Materials and methods
This study was approved by the Ethics Committee of the Tohoku University School of Medicine, and all individuals gave their informed consent before their inclusion in the study.
Clinical information on the family
This family includes 20 patients (13 males and 7 females) in five successive generations (Figure 1). The family is of Japanese ancestry, and no consanguineous or international mating was found. Of all patients, seven underwent a muscle biopsy, and two were autopsied. All of the histological findings were compatible with MFM (see clinical data).
The age of onset ranged from 27–45 years. The most common presenting symptom was foot drop. At the initial evaluations, muscle weakness was primarily distributed in the ankle dorsiflexors and finger extensors. The patients were generally built and showed no other extramuscular abnormalities. In addition to this chronic progressive distal muscle weakness, respiratory distress occurred between 0 and 7 years from the initial onset (average 3.8 years) in seven patients (IV-9, V-2, A, B, E, H, and J) with adequate clinical information. Two patients who had not had any respiratory care died of respiratory failure approximately a decade from the initial onset. The other patients have been alive for more than 10 years (maximum 18 years) but require nocturnal non-invasive positive pressure ventilation. They were 37–58 years of age as of 2012 and able to walk independently with or without a simple walking aid. Although the time at which patients recognized dysphagia or dysarthria varied between 1 to more than 10 years from the initial onset, decreased bulbar functions had been noted at the initial evaluation in most cases. Cardiac function was normally maintained in all patients of the family.
The level of serum creatine kinase was normal or mildly elevated. Electromyography of affected muscles showed a chronic myogenic pattern, and the nerve conduction study did not suggest any neuropathic involvement. Muscle imaging showed focal atrophy in the tibialis anterior, tibialis posterior, extensor hallucis and digitorum longus, peroneal and semitendinosus muscle on initial assessment (Figure 2A), and atrophy became clear in cervical muscles, shoulder girdles, intercostals and proximal limb muscles in the following several years. Upon muscle biopsy, the most common finding was numerous cytoplasmic bodies (CBs), which were found on 7.3% of myofibers in the tibialis anterior of individual E (Figure 2B (a–c)) and 50–80% of intercostals in other cases.5 Other nonspecific findings were increased variability in the size of myofibers, central nuclei and rimmed vacuoles observed on a few fibers. No strong immunoreaction of desmin was seen in the CBs (Figure 2B (d, e)). An electron microscope examination showed that the regular sarcoplasmic pattern was replaced by abnormal fine filamentous structures, which seemed to attach to the Z-band. CBs were also found in almost all skeletal muscles and some smooth muscles in autopsied cases.5 Cardiac myofibers also contained numerous CBs in one of the autopsied cases (V-2),5 although the patient did not present any cardiac complication. The sequence analysis of the coding regions and flanking introns of DES and MYOT showed no pathogenic mutation in individual E. An array comparative genomic hybridization performed with the Agilent SurePrint G3 Human CGH 1M microarray format in individual A did not reveal any aberrations of genomic copy number.

Source information:
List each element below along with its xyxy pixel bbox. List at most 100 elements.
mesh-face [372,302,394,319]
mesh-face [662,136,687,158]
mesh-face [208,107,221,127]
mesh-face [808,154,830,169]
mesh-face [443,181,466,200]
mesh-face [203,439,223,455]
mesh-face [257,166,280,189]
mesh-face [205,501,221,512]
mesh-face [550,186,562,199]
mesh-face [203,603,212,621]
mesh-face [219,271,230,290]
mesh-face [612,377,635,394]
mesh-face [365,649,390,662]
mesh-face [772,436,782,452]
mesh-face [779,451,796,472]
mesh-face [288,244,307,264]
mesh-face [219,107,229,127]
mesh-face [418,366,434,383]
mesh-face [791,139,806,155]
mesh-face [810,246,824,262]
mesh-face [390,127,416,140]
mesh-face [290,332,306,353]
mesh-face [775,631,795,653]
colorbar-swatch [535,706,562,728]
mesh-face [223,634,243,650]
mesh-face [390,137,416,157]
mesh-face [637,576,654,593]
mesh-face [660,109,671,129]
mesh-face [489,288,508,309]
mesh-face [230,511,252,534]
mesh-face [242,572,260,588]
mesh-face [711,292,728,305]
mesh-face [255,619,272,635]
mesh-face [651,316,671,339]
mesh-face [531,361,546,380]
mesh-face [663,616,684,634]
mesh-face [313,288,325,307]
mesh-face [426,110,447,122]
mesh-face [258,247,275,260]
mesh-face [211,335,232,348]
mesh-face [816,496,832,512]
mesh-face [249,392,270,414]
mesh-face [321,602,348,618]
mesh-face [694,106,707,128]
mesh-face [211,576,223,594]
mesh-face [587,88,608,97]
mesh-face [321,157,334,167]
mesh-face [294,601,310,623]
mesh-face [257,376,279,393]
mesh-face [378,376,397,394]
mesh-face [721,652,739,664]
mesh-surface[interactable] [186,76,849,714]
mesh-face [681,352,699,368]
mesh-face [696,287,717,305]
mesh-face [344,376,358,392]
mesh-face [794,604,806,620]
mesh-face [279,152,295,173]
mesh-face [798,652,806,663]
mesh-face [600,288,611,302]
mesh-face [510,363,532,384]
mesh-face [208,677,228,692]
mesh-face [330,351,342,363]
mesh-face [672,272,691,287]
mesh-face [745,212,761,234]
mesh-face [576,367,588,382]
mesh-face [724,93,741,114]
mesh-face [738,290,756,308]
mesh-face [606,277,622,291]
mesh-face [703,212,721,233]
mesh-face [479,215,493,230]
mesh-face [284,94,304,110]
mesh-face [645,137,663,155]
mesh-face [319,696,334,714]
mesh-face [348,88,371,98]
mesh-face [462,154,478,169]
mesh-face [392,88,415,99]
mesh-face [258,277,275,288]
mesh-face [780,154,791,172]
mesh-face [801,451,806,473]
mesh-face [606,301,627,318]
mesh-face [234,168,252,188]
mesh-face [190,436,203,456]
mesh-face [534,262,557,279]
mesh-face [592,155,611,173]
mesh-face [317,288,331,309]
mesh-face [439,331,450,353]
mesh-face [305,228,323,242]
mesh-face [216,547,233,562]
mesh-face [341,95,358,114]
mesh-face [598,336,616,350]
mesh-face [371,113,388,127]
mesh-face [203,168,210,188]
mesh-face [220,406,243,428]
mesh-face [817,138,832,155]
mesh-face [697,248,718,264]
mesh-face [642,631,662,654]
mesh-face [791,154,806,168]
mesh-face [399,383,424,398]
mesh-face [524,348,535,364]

Aim of the task: Reproduce the part of the materials and methods text starting with "Materials and methods" and going on through "in the study.".

Answer below:
Materials and methods
This study was approved by the Ethics Committee of the Tohoku University School of Medicine, and all individuals gave their informed consent before their inclusion in the study.